• [Set exercise]:
Copy every line from the data below in which the string "title" can be found.

• [Excerpted records]:
'''

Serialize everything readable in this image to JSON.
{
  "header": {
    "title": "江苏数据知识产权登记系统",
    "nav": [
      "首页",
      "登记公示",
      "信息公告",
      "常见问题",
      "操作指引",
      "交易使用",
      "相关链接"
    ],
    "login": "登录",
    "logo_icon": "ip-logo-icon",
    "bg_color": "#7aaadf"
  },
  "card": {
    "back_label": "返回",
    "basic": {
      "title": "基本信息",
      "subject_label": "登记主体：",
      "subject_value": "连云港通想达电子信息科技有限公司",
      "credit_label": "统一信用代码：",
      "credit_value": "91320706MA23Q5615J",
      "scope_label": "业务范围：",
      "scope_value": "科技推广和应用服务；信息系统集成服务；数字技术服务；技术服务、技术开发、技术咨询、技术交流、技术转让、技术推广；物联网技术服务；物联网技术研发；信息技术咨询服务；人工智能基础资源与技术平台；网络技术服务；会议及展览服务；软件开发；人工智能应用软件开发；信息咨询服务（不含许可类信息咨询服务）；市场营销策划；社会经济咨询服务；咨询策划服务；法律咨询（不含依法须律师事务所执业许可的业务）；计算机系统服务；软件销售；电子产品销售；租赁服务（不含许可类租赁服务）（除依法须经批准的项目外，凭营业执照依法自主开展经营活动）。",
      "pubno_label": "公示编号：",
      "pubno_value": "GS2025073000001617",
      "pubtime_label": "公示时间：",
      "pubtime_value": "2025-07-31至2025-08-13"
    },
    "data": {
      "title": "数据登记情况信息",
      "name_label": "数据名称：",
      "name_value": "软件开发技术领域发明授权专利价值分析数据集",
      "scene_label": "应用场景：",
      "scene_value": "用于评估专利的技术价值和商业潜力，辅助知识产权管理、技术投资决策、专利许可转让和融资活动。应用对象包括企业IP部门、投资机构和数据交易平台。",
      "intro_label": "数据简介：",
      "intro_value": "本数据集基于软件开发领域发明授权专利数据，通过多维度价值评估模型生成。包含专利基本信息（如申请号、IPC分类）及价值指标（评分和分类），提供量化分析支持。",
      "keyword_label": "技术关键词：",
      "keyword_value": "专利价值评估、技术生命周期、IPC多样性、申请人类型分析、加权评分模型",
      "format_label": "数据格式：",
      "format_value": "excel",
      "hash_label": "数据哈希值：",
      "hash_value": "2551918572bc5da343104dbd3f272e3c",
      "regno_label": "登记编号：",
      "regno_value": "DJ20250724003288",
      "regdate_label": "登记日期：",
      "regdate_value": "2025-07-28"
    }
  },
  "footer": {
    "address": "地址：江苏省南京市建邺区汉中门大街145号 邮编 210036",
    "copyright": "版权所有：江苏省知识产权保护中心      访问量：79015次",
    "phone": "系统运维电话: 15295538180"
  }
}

'''

• [Answer to the task]:
    "title": "江苏数据知识产权登记系统",
      "title": "基本信息",
      "title": "数据登记情况信息",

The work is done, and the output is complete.